- **Problem description**
Below is a block of data; give all of it again word for word.

-- start of Data to use --

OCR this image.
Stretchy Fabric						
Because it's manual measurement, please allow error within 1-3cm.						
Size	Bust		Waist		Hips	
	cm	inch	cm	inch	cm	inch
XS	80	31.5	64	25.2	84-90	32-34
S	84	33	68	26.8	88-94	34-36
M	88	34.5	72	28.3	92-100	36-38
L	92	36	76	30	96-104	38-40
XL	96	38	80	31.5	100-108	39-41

-- end of Data to use --

- **Answer to this problem**
OCR this image.
Stretchy Fabric						
Because it's manual measurement, please allow error within 1-3cm.						
Size	Bust		Waist		Hips	
	cm	inch	cm	inch	cm	inch
XS	80	31.5	64	25.2	84-90	32-34
S	84	33	68	26.8	88-94	34-36
M	88	34.5	72	28.3	92-100	36-38
L	92	36	76	30	96-104	38-40
XL	96	38	80	31.5	100-108	39-41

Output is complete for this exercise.